■ **Exercise goal**
Copy out all the items below, replacing every "y2-tick-label" with "right-axis-tick-label" and keeping everything else unchanged.

## begin

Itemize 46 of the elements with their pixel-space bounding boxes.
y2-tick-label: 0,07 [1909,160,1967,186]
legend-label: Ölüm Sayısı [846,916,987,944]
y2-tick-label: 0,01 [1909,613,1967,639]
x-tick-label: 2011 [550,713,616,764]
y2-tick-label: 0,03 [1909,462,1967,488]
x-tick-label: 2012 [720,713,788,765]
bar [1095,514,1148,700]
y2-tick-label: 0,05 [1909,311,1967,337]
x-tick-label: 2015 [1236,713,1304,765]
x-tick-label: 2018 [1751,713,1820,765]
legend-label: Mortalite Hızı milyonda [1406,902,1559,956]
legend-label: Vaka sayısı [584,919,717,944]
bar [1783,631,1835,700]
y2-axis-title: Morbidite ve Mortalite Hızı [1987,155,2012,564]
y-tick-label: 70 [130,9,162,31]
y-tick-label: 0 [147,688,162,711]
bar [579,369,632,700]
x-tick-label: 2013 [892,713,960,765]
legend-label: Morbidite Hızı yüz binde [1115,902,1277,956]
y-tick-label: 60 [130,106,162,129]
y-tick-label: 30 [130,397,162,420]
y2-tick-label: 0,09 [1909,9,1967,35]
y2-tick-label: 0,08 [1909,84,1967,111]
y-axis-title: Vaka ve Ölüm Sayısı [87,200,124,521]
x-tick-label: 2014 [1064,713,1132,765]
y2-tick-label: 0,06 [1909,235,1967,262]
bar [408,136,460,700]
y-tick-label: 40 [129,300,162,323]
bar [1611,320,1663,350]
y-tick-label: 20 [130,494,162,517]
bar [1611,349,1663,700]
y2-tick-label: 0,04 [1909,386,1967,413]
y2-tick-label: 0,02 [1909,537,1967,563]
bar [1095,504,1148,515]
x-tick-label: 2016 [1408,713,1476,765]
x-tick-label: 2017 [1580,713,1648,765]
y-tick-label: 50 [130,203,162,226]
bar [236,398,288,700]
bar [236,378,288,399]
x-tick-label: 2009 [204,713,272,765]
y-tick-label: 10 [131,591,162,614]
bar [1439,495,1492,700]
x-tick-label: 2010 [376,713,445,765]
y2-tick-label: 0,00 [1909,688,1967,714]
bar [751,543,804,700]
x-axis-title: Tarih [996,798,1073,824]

## end

■ **Full response**
Itemize 46 of the elements with their pixel-space bounding boxes.
right-axis-tick-label: 0,07 [1909,160,1967,186]
legend-label: Ölüm Sayısı [846,916,987,944]
right-axis-tick-label: 0,01 [1909,613,1967,639]
x-tick-label: 2011 [550,713,616,764]
right-axis-tick-label: 0,03 [1909,462,1967,488]
x-tick-label: 2012 [720,713,788,765]
bar [1095,514,1148,700]
right-axis-tick-label: 0,05 [1909,311,1967,337]
x-tick-label: 2015 [1236,713,1304,765]
x-tick-label: 2018 [1751,713,1820,765]
legend-label: Mortalite Hızı milyonda [1406,902,1559,956]
legend-label: Vaka sayısı [584,919,717,944]
bar [1783,631,1835,700]
y2-axis-title: Morbidite ve Mortalite Hızı [1987,155,2012,564]
y-tick-label: 70 [130,9,162,31]
y-tick-label: 0 [147,688,162,711]
bar [579,369,632,700]
x-tick-label: 2013 [892,713,960,765]
legend-label: Morbidite Hızı yüz binde [1115,902,1277,956]
y-tick-label: 60 [130,106,162,129]
y-tick-label: 30 [130,397,162,420]
right-axis-tick-label: 0,09 [1909,9,1967,35]
right-axis-tick-label: 0,08 [1909,84,1967,111]
y-axis-title: Vaka ve Ölüm Sayısı [87,200,124,521]
x-tick-label: 2014 [1064,713,1132,765]
right-axis-tick-label: 0,06 [1909,235,1967,262]
bar [408,136,460,700]
y-tick-label: 40 [129,300,162,323]
bar [1611,320,1663,350]
y-tick-label: 20 [130,494,162,517]
bar [1611,349,1663,700]
right-axis-tick-label: 0,04 [1909,386,1967,413]
right-axis-tick-label: 0,02 [1909,537,1967,563]
bar [1095,504,1148,515]
x-tick-label: 2016 [1408,713,1476,765]
x-tick-label: 2017 [1580,713,1648,765]
y-tick-label: 50 [130,203,162,226]
bar [236,398,288,700]
bar [236,378,288,399]
x-tick-label: 2009 [204,713,272,765]
y-tick-label: 10 [131,591,162,614]
bar [1439,495,1492,700]
x-tick-label: 2010 [376,713,445,765]
right-axis-tick-label: 0,00 [1909,688,1967,714]
bar [751,543,804,700]
x-axis-title: Tarih [996,798,1073,824]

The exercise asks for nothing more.